◆ **Set exercise**
Each line that holds the word "государственных" should be returned.

======

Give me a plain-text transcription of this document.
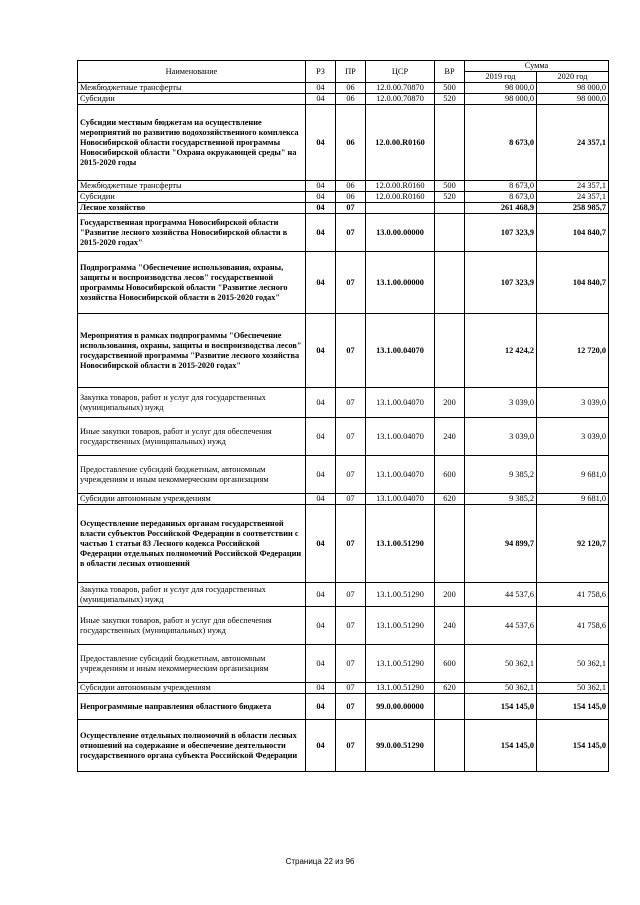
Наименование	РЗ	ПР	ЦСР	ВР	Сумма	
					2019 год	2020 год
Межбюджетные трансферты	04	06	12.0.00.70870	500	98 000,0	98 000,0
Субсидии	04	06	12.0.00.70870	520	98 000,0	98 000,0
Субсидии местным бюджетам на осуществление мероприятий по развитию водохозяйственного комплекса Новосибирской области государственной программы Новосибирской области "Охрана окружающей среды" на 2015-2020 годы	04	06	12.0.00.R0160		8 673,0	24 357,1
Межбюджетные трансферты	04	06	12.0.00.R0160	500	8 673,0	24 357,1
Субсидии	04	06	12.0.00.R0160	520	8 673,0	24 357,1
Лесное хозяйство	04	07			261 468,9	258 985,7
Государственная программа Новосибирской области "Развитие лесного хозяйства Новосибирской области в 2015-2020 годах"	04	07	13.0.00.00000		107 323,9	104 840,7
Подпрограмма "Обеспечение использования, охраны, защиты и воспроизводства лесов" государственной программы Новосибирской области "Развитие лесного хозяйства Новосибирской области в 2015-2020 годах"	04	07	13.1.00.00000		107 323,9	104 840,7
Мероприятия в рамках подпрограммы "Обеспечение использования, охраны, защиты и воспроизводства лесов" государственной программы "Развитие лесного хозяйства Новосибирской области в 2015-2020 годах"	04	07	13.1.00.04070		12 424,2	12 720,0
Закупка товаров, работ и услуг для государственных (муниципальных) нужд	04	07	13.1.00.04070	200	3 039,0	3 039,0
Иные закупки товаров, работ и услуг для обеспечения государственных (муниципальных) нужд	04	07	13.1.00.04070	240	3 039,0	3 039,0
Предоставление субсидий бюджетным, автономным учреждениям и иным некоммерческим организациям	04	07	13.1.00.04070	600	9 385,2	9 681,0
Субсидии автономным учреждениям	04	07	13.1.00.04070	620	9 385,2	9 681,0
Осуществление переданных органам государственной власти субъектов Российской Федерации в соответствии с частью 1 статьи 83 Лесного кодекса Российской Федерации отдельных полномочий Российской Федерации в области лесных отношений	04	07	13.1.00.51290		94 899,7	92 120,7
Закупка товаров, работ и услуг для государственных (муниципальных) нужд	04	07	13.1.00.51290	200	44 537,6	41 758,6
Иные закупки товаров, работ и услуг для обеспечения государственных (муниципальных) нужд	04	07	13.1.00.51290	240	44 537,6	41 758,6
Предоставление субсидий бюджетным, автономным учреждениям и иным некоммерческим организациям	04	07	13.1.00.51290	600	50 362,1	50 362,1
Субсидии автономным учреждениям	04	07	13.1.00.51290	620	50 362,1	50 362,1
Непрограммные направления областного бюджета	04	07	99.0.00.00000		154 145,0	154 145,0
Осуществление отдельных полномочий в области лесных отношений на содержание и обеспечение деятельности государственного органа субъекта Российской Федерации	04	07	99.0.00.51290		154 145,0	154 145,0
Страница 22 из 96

======

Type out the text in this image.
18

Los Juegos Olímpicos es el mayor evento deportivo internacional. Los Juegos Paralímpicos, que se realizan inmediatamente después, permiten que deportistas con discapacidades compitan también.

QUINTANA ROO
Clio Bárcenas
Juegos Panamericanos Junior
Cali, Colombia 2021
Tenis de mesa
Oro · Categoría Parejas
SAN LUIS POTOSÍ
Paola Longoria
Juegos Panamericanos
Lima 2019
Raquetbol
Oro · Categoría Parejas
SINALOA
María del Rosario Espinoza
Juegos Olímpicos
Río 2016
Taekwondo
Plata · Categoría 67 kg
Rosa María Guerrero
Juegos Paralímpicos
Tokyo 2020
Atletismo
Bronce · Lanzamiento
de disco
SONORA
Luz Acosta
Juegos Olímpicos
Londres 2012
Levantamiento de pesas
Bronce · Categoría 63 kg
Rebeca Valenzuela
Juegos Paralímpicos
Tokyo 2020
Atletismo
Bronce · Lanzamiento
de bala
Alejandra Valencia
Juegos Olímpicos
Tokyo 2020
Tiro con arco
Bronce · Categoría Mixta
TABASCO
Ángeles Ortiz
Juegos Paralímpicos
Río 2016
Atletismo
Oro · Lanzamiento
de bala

======

◆ **Written answer**
Закупка товаров, работ и услуг для государственных (муниципальных) нужд	04	07	13.1.00.04070	200	3 039,0	3 039,0
Иные закупки товаров, работ и услуг для обеспечения государственных (муниципальных) нужд	04	07	13.1.00.04070	240	3 039,0	3 039,0
Закупка товаров, работ и услуг для государственных (муниципальных) нужд	04	07	13.1.00.51290	200	44 537,6	41 758,6
Иные закупки товаров, работ и услуг для обеспечения государственных (муниципальных) нужд	04	07	13.1.00.51290	240	44 537,6	41 758,6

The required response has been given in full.